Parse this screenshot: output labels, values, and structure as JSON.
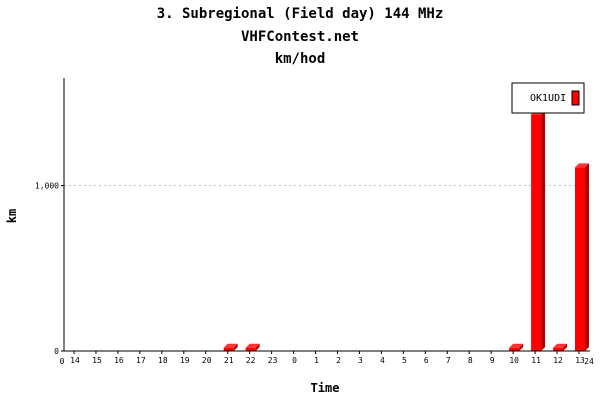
{
  "chart_data": {
    "type": "bar",
    "title": "3. Subregional (Field day) 144 MHz",
    "subtitle": "VHFContest.net",
    "subtitle2": "km/hod",
    "xlabel": "Time",
    "ylabel": "km",
    "ylim": [
      0,
      1650
    ],
    "yticks": [
      0,
      1000
    ],
    "ytick_labels": [
      "0",
      "1,000"
    ],
    "grid": "horizontal dotted",
    "legend_position": "top-right",
    "axis_start_label": "0",
    "axis_end_label": "24",
    "categories": [
      "14",
      "15",
      "16",
      "17",
      "18",
      "19",
      "20",
      "21",
      "22",
      "23",
      "0",
      "1",
      "2",
      "3",
      "4",
      "5",
      "6",
      "7",
      "8",
      "9",
      "10",
      "11",
      "12",
      "13"
    ],
    "series": [
      {
        "name": "OK1UDI",
        "color": "#ff0000",
        "values": [
          0,
          0,
          0,
          0,
          0,
          0,
          0,
          20,
          20,
          0,
          0,
          0,
          0,
          0,
          0,
          0,
          0,
          0,
          0,
          0,
          20,
          1430,
          20,
          1110
        ]
      }
    ]
  }
}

> **TASK TO CARRY OUT**: Nothing but the pictures may be dropped; output the records above exactly.

> **EXERCISE RESPONSE**:
Parse this screenshot: output labels, values, and structure as JSON.
{
  "chart_data": {
    "type": "bar",
    "title": "3. Subregional (Field day) 144 MHz",
    "subtitle": "VHFContest.net",
    "subtitle2": "km/hod",
    "xlabel": "Time",
    "ylabel": "km",
    "ylim": [
      0,
      1650
    ],
    "yticks": [
      0,
      1000
    ],
    "ytick_labels": [
      "0",
      "1,000"
    ],
    "grid": "horizontal dotted",
    "legend_position": "top-right",
    "axis_start_label": "0",
    "axis_end_label": "24",
    "categories": [
      "14",
      "15",
      "16",
      "17",
      "18",
      "19",
      "20",
      "21",
      "22",
      "23",
      "0",
      "1",
      "2",
      "3",
      "4",
      "5",
      "6",
      "7",
      "8",
      "9",
      "10",
      "11",
      "12",
      "13"
    ],
    "series": [
      {
        "name": "OK1UDI",
        "color": "#ff0000",
        "values": [
          0,
          0,
          0,
          0,
          0,
          0,
          0,
          20,
          20,
          0,
          0,
          0,
          0,
          0,
          0,
          0,
          0,
          0,
          0,
          0,
          20,
          1430,
          20,
          1110
        ]
      }
    ]
  }
}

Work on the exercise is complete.